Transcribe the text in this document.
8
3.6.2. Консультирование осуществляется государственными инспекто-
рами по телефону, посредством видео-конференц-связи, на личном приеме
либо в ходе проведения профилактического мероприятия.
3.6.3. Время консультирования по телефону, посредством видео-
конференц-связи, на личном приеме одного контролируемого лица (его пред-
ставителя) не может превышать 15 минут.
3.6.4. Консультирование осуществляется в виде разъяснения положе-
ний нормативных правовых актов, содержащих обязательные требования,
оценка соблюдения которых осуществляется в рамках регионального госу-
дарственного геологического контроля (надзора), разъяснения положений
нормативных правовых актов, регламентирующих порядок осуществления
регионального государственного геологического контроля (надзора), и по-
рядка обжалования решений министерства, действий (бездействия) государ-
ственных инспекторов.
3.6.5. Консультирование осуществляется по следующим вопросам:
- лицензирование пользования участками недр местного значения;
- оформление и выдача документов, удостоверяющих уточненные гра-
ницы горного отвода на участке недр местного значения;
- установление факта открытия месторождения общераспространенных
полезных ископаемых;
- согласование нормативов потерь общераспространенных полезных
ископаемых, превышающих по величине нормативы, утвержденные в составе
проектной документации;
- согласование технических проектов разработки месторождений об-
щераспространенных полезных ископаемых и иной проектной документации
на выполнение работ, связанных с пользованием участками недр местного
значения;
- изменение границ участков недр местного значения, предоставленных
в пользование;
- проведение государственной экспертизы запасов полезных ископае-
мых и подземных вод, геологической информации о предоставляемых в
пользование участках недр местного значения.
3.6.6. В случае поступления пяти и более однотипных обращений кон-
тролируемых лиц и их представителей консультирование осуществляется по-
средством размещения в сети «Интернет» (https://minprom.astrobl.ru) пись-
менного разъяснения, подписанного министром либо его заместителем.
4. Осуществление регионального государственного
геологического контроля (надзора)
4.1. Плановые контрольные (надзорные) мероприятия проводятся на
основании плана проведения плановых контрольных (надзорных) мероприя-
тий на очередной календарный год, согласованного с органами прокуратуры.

==*==

* **Task instructions**
Each line of the material that holds the string "разъяснения" counts once; give the total alone.

* **Task result**
3